### Data provided
————
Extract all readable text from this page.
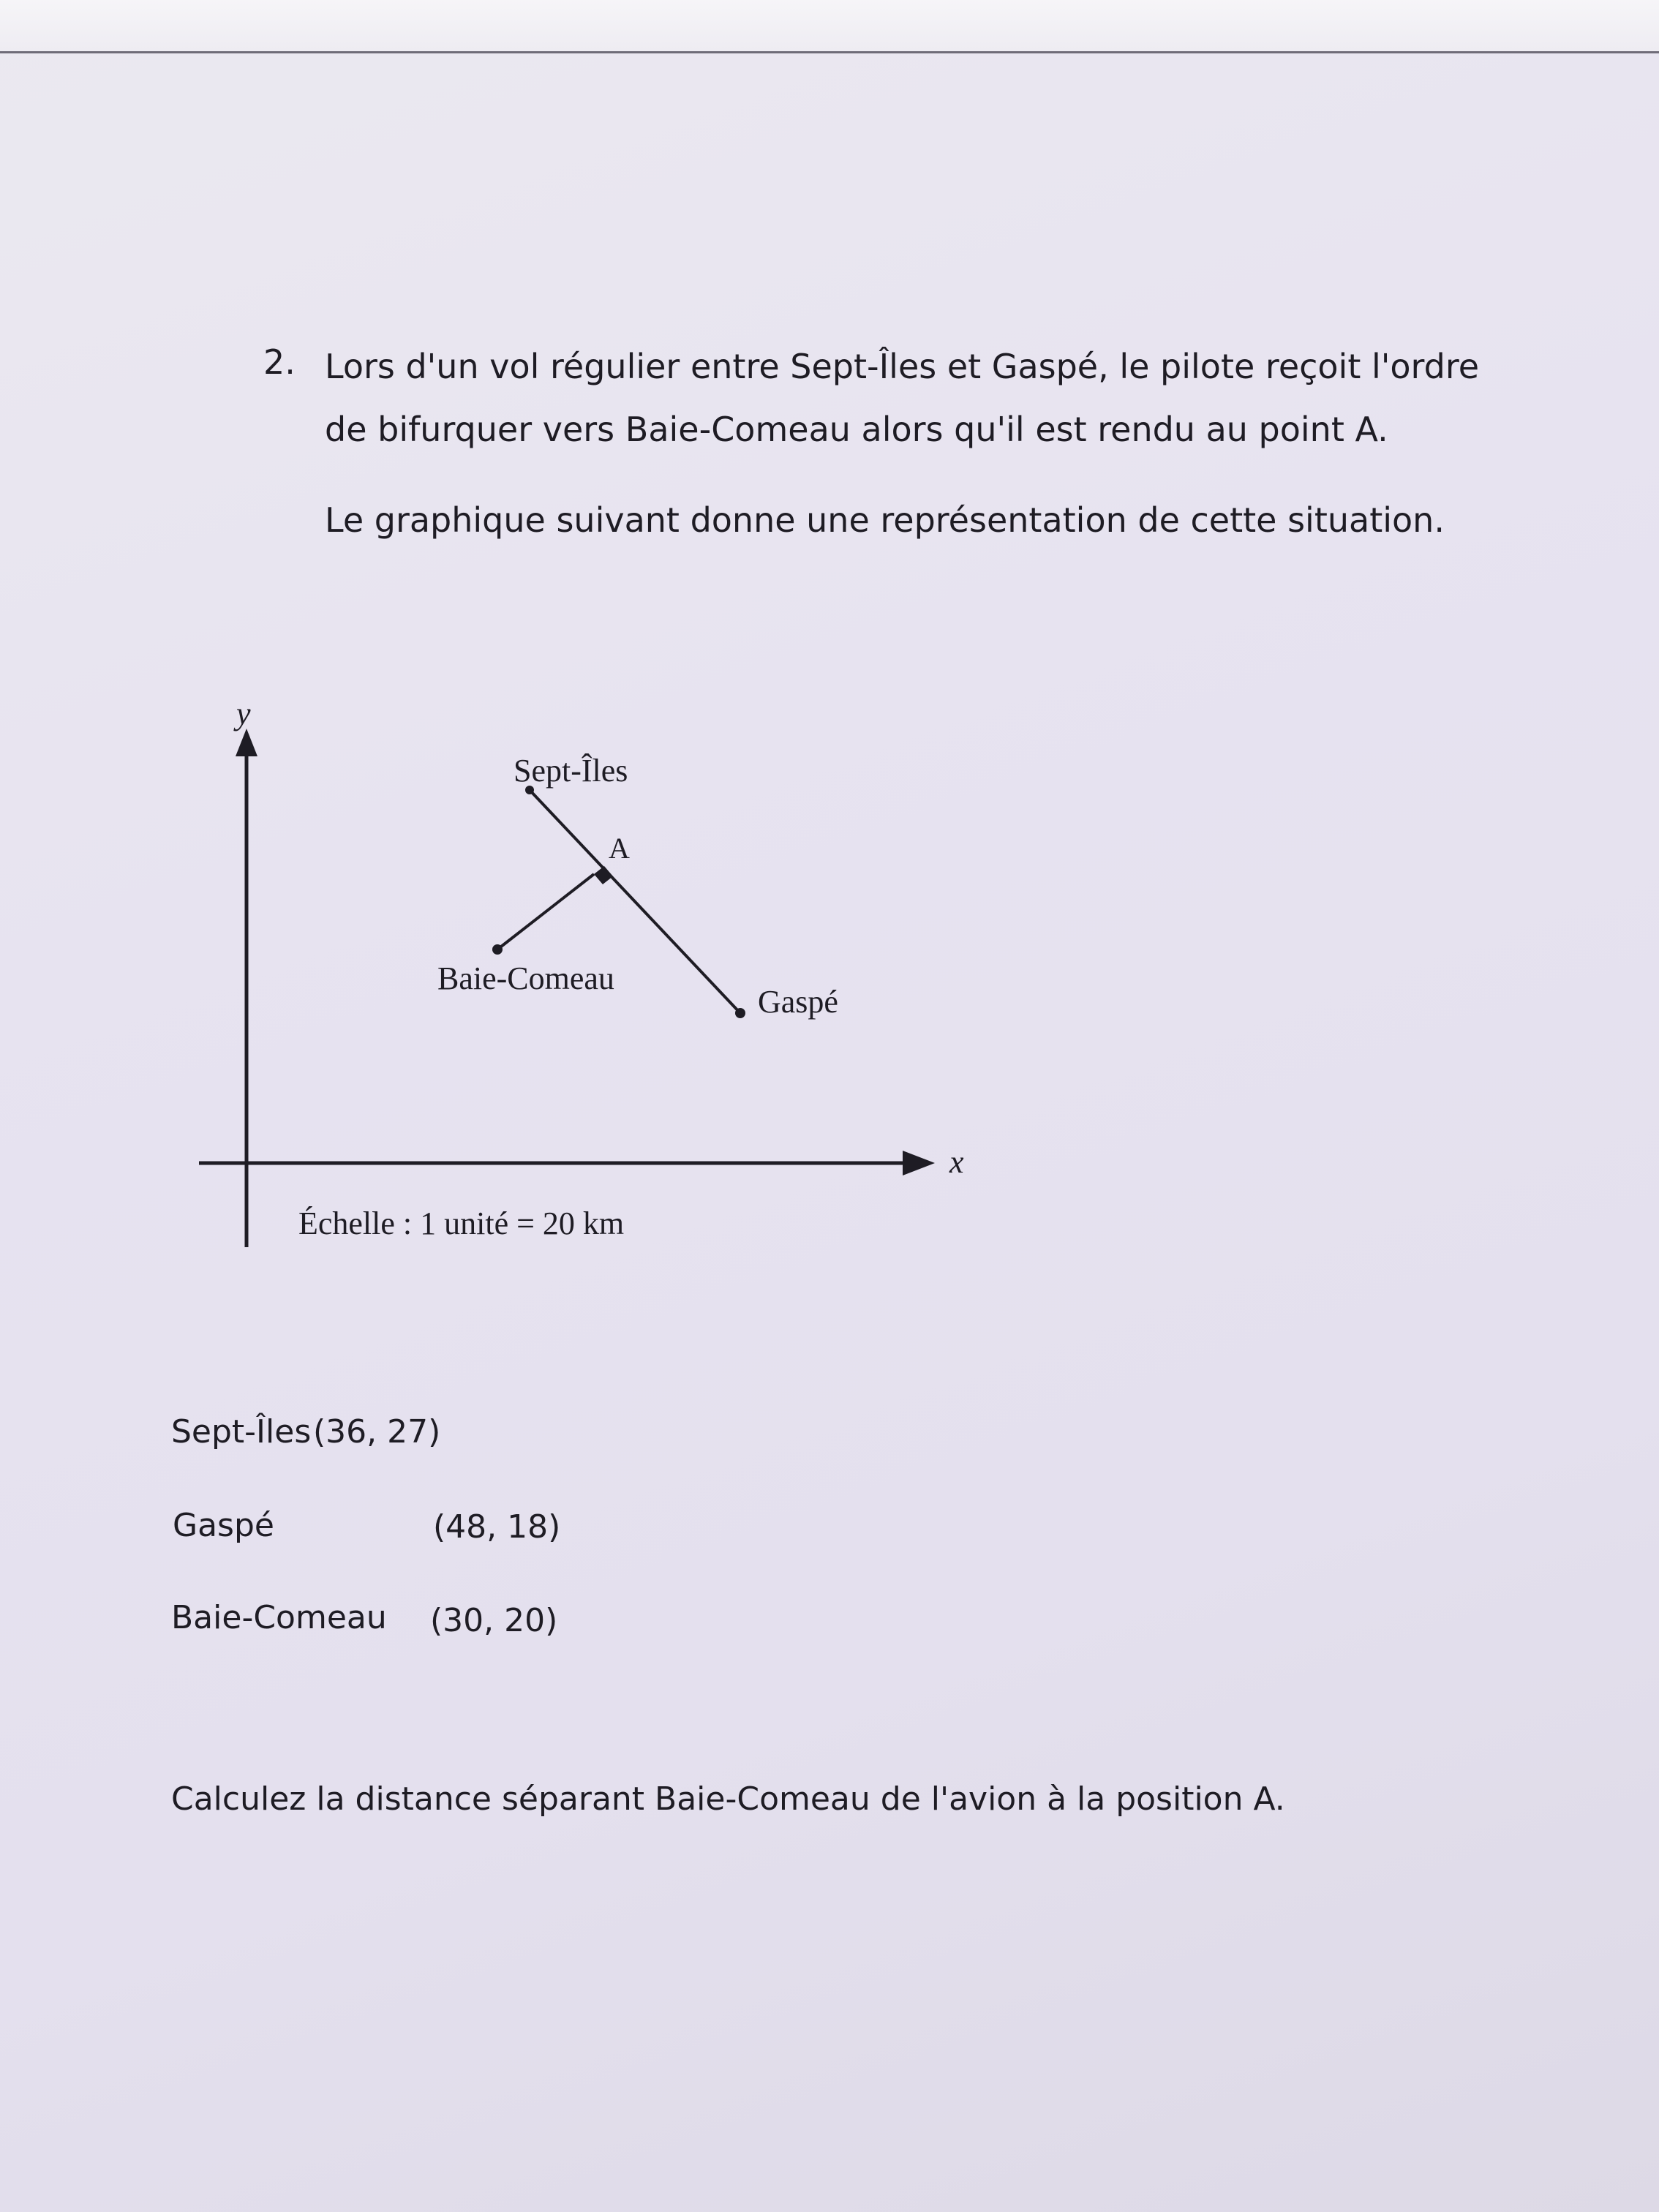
2. Lors d'un vol régulier entre Sept-Îles et Gaspé, le pilote reçoit l'ordre
de bifurquer vers Baie-Comeau alors qu'il est rendu au point A.
Le graphique suivant donne une représentation de cette situation.
y
x
Sept-Îles
A
Baie-Comeau
Gaspé
Échelle : 1 unité = 20 km
Sept-Îles (36, 27)
Gaspé	(48, 18)
Baie-Comeau (30, 20)
Calculez la distance séparant Baie-Comeau de l'avion à la position A.
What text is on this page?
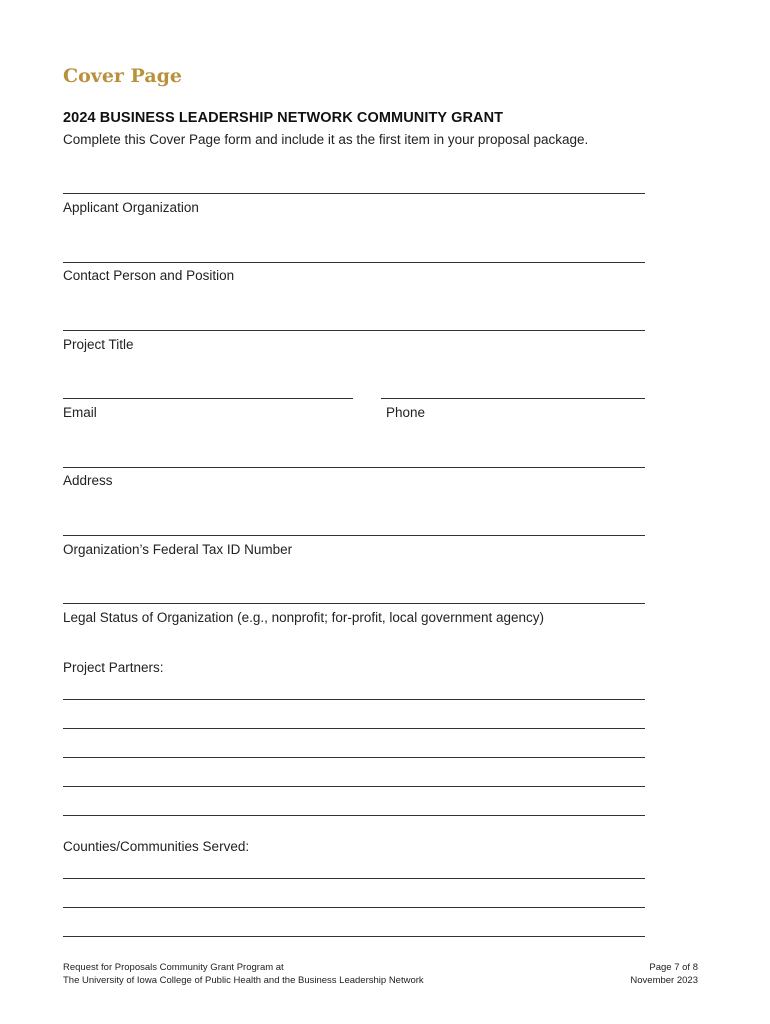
Cover Page
2024 BUSINESS LEADERSHIP NETWORK COMMUNITY GRANT

Complete this Cover Page form and include it as the first item in your proposal package.

Applicant Organization

Contact Person and Position

Project Title

Email	Phone

Address

Organization’s Federal Tax ID Number

Legal Status of Organization (e.g., nonprofit; for-profit, local government agency)

Project Partners:

Counties/Communities Served:

Request for Proposals Community Grant Program at
The University of Iowa College of Public Health and the Business Leadership Network
Page 7 of 8
November 2023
————
### Objective
Reproduce the listing above exactly, excluding all pictures.

### Answer to the problem
Extract all readable text from this page.
2. Lors d'un vol régulier entre Sept-Îles et Gaspé, le pilote reçoit l'ordre
de bifurquer vers Baie-Comeau alors qu'il est rendu au point A.
Le graphique suivant donne une représentation de cette situation.
y
x
Sept-Îles
A
Baie-Comeau
Gaspé
Échelle : 1 unité = 20 km
Sept-Îles (36, 27)
Gaspé	(48, 18)
Baie-Comeau (30, 20)
Calculez la distance séparant Baie-Comeau de l'avion à la position A.
What text is on this page?
Cover Page
2024 BUSINESS LEADERSHIP NETWORK COMMUNITY GRANT

Complete this Cover Page form and include it as the first item in your proposal package.

Applicant Organization

Contact Person and Position

Project Title

Email	Phone

Address

Organization’s Federal Tax ID Number

Legal Status of Organization (e.g., nonprofit; for-profit, local government agency)

Project Partners:

Counties/Communities Served:

Request for Proposals Community Grant Program at
The University of Iowa College of Public Health and the Business Leadership Network
Page 7 of 8
November 2023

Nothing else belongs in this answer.